- **INSTRUCTIONS TO FOLLOW**
Identify every line in the records below that contains the word "JSON", and copy each of those lines.

** START EXTRACTED DATA **

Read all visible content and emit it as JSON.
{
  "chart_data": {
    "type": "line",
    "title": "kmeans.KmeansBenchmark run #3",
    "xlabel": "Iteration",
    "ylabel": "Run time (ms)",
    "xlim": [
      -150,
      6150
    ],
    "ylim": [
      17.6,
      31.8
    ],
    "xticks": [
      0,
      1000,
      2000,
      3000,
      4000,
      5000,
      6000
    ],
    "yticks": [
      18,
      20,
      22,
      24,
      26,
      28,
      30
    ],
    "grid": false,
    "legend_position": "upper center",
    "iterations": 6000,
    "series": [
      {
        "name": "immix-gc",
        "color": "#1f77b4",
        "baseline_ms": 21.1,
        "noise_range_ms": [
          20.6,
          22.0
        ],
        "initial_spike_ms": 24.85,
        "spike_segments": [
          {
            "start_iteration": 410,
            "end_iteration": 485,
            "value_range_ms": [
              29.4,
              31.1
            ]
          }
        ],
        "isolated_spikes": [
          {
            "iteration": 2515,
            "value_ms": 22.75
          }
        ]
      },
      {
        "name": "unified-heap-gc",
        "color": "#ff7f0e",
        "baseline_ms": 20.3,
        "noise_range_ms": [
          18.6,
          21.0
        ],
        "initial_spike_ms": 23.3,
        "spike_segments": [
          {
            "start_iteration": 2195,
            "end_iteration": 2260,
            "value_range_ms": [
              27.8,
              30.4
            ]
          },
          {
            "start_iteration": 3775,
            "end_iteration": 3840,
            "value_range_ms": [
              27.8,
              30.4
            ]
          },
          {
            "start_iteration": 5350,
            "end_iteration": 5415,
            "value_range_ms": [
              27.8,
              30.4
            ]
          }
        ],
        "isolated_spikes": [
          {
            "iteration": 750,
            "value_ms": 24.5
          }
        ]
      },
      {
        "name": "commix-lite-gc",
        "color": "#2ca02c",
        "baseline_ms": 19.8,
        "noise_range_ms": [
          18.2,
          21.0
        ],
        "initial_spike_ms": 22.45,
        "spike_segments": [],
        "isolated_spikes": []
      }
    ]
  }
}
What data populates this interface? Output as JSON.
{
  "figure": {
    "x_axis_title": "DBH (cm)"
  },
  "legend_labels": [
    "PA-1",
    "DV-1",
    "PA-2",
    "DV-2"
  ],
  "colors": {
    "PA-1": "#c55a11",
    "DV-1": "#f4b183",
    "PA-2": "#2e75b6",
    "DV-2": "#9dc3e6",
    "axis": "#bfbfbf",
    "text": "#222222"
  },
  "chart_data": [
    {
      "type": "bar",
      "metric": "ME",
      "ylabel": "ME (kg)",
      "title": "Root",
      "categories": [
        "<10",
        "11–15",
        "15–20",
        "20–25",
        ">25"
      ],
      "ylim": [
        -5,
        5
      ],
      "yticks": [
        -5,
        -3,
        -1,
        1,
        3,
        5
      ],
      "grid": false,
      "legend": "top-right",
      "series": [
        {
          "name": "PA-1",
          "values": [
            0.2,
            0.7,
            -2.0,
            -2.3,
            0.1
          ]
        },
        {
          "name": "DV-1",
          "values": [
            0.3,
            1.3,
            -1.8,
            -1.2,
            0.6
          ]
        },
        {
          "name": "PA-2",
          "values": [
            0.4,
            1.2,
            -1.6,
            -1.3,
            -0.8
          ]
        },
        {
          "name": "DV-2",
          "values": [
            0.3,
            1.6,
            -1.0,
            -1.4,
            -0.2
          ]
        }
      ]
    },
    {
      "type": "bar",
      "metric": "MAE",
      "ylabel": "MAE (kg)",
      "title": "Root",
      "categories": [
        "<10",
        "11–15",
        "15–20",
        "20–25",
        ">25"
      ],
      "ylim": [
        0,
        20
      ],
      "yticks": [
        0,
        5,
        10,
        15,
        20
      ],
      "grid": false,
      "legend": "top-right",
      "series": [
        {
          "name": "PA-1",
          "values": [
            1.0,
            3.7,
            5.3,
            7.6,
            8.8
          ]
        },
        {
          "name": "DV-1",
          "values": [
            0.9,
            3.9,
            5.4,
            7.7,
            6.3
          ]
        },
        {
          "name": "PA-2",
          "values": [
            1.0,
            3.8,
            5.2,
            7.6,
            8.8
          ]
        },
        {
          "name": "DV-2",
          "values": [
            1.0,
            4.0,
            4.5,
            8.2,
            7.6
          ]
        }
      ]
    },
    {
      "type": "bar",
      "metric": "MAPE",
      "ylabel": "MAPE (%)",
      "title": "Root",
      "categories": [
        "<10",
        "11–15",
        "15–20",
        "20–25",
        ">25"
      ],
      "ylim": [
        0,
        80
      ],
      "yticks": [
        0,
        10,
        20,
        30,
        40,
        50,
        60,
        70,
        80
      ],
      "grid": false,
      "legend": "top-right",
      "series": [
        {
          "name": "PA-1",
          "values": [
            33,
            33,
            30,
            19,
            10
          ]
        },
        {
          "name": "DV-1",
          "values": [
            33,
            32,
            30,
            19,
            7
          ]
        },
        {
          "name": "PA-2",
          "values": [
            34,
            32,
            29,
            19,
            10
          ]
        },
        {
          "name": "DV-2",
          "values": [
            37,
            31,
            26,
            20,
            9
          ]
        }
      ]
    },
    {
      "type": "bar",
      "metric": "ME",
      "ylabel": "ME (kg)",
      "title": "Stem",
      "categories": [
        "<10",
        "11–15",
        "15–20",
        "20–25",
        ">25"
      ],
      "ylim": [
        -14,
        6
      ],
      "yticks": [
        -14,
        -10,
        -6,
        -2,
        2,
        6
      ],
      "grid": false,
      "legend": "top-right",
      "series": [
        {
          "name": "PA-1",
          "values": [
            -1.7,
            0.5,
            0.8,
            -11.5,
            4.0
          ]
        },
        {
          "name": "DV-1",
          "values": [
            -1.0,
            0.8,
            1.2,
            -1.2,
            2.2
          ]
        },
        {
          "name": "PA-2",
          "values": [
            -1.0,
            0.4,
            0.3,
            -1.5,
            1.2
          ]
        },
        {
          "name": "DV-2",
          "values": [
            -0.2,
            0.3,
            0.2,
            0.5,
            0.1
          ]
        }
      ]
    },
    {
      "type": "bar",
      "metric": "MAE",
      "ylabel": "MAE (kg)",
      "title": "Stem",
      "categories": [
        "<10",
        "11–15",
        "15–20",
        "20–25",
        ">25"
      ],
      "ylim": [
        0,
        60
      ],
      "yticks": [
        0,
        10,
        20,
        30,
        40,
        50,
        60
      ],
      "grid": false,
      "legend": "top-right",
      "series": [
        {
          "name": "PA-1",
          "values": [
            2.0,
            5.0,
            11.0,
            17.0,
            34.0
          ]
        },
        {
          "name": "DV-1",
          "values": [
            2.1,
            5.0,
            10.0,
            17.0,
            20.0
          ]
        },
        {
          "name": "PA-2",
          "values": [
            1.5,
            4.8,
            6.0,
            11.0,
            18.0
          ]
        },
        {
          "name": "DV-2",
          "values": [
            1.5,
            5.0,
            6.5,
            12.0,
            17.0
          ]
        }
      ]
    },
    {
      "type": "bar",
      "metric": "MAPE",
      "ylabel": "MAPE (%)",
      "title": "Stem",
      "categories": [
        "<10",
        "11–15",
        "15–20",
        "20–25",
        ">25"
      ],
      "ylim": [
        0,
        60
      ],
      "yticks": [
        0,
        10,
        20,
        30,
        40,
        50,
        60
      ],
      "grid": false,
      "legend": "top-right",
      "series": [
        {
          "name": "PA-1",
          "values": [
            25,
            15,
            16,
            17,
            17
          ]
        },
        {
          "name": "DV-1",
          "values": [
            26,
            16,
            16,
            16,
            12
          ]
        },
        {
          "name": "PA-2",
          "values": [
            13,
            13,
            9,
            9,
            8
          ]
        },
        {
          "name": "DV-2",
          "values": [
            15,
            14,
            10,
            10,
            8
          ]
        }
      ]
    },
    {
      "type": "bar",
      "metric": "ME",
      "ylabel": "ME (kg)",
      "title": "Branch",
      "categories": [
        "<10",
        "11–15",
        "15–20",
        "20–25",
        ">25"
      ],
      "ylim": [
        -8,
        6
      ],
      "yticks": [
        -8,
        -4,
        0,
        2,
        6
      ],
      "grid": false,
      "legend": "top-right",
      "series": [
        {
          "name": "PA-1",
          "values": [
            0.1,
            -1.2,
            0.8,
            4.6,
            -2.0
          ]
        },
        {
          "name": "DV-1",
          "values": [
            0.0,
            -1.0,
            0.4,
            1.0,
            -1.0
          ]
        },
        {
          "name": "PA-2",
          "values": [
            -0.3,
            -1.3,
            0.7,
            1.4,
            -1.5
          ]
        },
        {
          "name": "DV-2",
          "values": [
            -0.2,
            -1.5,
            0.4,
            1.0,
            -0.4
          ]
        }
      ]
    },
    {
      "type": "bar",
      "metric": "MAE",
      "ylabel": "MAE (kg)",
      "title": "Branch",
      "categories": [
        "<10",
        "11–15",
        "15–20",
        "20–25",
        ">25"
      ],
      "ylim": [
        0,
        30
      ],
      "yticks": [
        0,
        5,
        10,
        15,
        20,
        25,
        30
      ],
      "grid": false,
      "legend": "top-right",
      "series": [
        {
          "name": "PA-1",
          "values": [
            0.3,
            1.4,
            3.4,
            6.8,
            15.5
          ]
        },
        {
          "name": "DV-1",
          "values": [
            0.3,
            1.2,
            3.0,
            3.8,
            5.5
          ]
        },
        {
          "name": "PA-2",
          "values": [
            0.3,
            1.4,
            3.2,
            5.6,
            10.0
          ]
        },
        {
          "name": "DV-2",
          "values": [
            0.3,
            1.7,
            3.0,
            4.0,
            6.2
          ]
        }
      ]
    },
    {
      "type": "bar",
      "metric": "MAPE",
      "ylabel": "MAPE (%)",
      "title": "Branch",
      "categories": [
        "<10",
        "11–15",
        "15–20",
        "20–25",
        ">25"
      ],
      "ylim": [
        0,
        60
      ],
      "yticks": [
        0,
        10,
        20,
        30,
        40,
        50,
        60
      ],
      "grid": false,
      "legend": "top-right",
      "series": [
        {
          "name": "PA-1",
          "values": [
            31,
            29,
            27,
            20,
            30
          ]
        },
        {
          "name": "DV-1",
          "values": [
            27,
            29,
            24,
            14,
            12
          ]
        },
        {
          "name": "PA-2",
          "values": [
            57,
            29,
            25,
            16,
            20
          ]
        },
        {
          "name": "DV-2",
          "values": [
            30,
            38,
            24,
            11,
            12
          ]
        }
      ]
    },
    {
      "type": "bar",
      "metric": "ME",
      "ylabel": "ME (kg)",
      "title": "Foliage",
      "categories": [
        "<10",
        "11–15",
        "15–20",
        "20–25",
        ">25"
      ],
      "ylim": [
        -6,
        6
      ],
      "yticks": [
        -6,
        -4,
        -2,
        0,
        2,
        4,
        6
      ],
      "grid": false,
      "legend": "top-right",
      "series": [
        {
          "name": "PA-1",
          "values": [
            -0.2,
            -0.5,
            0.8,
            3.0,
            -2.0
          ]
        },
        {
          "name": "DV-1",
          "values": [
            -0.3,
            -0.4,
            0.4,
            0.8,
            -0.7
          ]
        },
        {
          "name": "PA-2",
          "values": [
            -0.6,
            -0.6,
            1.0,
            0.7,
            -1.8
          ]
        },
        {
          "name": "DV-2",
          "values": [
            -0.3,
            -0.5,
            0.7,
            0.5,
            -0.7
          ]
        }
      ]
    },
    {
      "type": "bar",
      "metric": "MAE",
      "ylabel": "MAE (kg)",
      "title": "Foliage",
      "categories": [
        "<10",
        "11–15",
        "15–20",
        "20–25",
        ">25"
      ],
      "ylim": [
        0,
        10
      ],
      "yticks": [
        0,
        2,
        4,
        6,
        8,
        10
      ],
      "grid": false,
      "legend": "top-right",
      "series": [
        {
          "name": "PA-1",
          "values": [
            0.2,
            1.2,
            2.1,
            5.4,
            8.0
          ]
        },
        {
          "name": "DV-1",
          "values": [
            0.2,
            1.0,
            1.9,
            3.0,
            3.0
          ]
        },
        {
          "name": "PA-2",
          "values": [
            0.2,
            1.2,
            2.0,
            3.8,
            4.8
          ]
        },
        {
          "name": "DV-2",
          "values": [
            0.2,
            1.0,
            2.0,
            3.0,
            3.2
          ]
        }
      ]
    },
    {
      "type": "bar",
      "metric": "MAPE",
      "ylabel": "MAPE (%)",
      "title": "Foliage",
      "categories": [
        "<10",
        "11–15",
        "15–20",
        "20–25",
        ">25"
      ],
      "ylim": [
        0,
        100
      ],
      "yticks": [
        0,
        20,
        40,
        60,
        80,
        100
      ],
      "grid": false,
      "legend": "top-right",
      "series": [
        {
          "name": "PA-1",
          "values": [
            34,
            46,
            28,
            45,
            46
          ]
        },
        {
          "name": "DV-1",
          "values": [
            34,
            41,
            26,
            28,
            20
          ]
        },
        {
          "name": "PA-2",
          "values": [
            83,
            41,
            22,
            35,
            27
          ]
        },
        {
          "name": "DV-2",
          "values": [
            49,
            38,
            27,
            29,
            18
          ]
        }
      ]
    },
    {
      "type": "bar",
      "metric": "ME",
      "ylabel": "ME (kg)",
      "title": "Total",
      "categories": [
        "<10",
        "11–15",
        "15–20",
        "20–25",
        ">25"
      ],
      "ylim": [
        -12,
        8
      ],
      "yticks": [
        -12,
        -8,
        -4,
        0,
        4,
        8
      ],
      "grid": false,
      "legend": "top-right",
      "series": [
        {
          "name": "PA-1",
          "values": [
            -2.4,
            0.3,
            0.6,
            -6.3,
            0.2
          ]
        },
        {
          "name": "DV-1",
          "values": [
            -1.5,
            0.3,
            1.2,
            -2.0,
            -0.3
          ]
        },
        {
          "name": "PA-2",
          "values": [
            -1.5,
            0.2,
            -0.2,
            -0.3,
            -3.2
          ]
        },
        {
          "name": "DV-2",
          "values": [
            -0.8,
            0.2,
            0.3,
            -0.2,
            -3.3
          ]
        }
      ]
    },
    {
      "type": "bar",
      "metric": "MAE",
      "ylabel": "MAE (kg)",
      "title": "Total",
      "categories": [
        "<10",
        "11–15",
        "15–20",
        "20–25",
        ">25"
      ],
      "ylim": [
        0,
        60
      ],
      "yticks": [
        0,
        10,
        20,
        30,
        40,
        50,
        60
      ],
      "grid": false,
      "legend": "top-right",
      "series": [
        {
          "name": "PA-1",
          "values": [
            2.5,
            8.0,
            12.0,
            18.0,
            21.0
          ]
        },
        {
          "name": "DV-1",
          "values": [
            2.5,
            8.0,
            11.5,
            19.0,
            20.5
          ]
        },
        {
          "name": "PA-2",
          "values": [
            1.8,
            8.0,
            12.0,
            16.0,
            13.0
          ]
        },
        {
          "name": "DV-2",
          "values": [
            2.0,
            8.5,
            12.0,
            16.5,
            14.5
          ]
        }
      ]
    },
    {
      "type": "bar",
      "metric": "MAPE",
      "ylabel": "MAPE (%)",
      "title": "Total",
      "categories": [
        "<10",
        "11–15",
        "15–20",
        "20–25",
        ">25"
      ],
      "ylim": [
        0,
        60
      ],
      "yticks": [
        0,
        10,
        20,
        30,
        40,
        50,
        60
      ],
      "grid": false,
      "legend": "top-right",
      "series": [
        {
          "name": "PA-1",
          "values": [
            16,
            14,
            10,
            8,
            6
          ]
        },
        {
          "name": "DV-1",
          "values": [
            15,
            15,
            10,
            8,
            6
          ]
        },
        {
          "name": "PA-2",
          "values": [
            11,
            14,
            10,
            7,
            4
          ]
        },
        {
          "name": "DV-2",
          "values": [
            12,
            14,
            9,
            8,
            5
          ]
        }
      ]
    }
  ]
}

** END EXTRACTED DATA **

- **COMPLETE ANSWER**
Read all visible content and emit it as JSON.
What data populates this interface? Output as JSON.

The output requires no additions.